Exercise material:
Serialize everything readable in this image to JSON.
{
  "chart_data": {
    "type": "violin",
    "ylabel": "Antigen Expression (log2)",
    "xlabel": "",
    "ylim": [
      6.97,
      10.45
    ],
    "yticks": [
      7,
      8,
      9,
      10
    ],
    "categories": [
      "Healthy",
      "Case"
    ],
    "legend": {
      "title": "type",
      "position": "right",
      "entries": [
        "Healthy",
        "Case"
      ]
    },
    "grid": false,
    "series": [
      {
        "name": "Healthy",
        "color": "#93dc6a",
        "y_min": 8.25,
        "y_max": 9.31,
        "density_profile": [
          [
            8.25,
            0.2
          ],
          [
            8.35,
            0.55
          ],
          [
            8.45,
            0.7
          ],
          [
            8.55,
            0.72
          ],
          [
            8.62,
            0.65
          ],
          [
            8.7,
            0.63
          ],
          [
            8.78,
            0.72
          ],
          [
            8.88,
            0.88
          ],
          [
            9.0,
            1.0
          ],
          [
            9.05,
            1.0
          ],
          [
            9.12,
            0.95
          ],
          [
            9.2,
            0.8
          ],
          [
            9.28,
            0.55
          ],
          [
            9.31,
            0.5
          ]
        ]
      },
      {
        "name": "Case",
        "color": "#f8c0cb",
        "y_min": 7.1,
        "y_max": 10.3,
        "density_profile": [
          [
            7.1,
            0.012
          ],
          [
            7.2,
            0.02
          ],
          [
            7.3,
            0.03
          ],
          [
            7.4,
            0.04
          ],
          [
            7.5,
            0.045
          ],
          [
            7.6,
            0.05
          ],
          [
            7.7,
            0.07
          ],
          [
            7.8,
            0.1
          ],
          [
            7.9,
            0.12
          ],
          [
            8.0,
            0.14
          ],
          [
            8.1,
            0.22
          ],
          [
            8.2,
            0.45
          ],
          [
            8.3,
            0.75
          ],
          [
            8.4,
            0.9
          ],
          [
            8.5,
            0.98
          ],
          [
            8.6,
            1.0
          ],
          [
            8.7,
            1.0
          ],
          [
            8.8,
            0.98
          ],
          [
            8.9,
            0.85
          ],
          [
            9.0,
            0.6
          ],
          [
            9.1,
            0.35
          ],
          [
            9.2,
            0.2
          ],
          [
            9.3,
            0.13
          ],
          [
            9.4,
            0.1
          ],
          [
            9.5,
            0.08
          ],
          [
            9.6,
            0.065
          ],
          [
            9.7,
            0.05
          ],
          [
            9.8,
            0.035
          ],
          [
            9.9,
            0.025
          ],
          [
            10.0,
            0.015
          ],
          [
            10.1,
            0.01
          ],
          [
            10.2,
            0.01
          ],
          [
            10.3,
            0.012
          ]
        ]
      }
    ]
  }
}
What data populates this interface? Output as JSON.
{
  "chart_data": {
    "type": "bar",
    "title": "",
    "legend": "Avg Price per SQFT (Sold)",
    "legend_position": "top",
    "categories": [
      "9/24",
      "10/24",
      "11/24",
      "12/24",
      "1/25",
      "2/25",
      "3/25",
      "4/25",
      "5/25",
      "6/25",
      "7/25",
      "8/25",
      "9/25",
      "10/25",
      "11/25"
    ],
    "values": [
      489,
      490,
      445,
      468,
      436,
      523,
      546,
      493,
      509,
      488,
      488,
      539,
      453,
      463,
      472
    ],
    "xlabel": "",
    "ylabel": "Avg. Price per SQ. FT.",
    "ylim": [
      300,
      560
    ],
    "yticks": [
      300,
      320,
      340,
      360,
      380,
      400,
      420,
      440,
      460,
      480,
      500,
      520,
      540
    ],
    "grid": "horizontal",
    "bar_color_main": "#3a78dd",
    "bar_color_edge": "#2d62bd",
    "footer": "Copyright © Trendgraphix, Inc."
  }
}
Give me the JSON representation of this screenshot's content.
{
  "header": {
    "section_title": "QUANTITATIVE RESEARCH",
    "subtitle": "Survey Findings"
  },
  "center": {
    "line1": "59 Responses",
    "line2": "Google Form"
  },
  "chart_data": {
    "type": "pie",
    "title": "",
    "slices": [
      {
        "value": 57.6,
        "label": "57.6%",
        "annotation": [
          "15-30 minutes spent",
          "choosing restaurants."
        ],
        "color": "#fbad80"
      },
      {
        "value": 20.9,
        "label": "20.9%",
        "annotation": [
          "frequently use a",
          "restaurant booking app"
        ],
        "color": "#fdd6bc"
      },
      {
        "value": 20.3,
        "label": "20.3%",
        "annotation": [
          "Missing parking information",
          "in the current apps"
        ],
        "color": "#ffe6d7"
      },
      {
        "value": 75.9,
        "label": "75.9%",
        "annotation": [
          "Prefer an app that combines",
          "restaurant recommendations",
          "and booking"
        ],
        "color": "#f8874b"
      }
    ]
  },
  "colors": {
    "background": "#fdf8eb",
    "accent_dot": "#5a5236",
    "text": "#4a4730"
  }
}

What is required: Send back each record exactly as it stands.

Result of the task:
Serialize everything readable in this image to JSON.
{
  "chart_data": {
    "type": "violin",
    "ylabel": "Antigen Expression (log2)",
    "xlabel": "",
    "ylim": [
      6.97,
      10.45
    ],
    "yticks": [
      7,
      8,
      9,
      10
    ],
    "categories": [
      "Healthy",
      "Case"
    ],
    "legend": {
      "title": "type",
      "position": "right",
      "entries": [
        "Healthy",
        "Case"
      ]
    },
    "grid": false,
    "series": [
      {
        "name": "Healthy",
        "color": "#93dc6a",
        "y_min": 8.25,
        "y_max": 9.31,
        "density_profile": [
          [
            8.25,
            0.2
          ],
          [
            8.35,
            0.55
          ],
          [
            8.45,
            0.7
          ],
          [
            8.55,
            0.72
          ],
          [
            8.62,
            0.65
          ],
          [
            8.7,
            0.63
          ],
          [
            8.78,
            0.72
          ],
          [
            8.88,
            0.88
          ],
          [
            9.0,
            1.0
          ],
          [
            9.05,
            1.0
          ],
          [
            9.12,
            0.95
          ],
          [
            9.2,
            0.8
          ],
          [
            9.28,
            0.55
          ],
          [
            9.31,
            0.5
          ]
        ]
      },
      {
        "name": "Case",
        "color": "#f8c0cb",
        "y_min": 7.1,
        "y_max": 10.3,
        "density_profile": [
          [
            7.1,
            0.012
          ],
          [
            7.2,
            0.02
          ],
          [
            7.3,
            0.03
          ],
          [
            7.4,
            0.04
          ],
          [
            7.5,
            0.045
          ],
          [
            7.6,
            0.05
          ],
          [
            7.7,
            0.07
          ],
          [
            7.8,
            0.1
          ],
          [
            7.9,
            0.12
          ],
          [
            8.0,
            0.14
          ],
          [
            8.1,
            0.22
          ],
          [
            8.2,
            0.45
          ],
          [
            8.3,
            0.75
          ],
          [
            8.4,
            0.9
          ],
          [
            8.5,
            0.98
          ],
          [
            8.6,
            1.0
          ],
          [
            8.7,
            1.0
          ],
          [
            8.8,
            0.98
          ],
          [
            8.9,
            0.85
          ],
          [
            9.0,
            0.6
          ],
          [
            9.1,
            0.35
          ],
          [
            9.2,
            0.2
          ],
          [
            9.3,
            0.13
          ],
          [
            9.4,
            0.1
          ],
          [
            9.5,
            0.08
          ],
          [
            9.6,
            0.065
          ],
          [
            9.7,
            0.05
          ],
          [
            9.8,
            0.035
          ],
          [
            9.9,
            0.025
          ],
          [
            10.0,
            0.015
          ],
          [
            10.1,
            0.01
          ],
          [
            10.2,
            0.01
          ],
          [
            10.3,
            0.012
          ]
        ]
      }
    ]
  }
}
What data populates this interface? Output as JSON.
{
  "chart_data": {
    "type": "bar",
    "title": "",
    "legend": "Avg Price per SQFT (Sold)",
    "legend_position": "top",
    "categories": [
      "9/24",
      "10/24",
      "11/24",
      "12/24",
      "1/25",
      "2/25",
      "3/25",
      "4/25",
      "5/25",
      "6/25",
      "7/25",
      "8/25",
      "9/25",
      "10/25",
      "11/25"
    ],
    "values": [
      489,
      490,
      445,
      468,
      436,
      523,
      546,
      493,
      509,
      488,
      488,
      539,
      453,
      463,
      472
    ],
    "xlabel": "",
    "ylabel": "Avg. Price per SQ. FT.",
    "ylim": [
      300,
      560
    ],
    "yticks": [
      300,
      320,
      340,
      360,
      380,
      400,
      420,
      440,
      460,
      480,
      500,
      520,
      540
    ],
    "grid": "horizontal",
    "bar_color_main": "#3a78dd",
    "bar_color_edge": "#2d62bd",
    "footer": "Copyright © Trendgraphix, Inc."
  }
}
Give me the JSON representation of this screenshot's content.
{
  "header": {
    "section_title": "QUANTITATIVE RESEARCH",
    "subtitle": "Survey Findings"
  },
  "center": {
    "line1": "59 Responses",
    "line2": "Google Form"
  },
  "chart_data": {
    "type": "pie",
    "title": "",
    "slices": [
      {
        "value": 57.6,
        "label": "57.6%",
        "annotation": [
          "15-30 minutes spent",
          "choosing restaurants."
        ],
        "color": "#fbad80"
      },
      {
        "value": 20.9,
        "label": "20.9%",
        "annotation": [
          "frequently use a",
          "restaurant booking app"
        ],
        "color": "#fdd6bc"
      },
      {
        "value": 20.3,
        "label": "20.3%",
        "annotation": [
          "Missing parking information",
          "in the current apps"
        ],
        "color": "#ffe6d7"
      },
      {
        "value": 75.9,
        "label": "75.9%",
        "annotation": [
          "Prefer an app that combines",
          "restaurant recommendations",
          "and booking"
        ],
        "color": "#f8874b"
      }
    ]
  },
  "colors": {
    "background": "#fdf8eb",
    "accent_dot": "#5a5236",
    "text": "#4a4730"
  }
}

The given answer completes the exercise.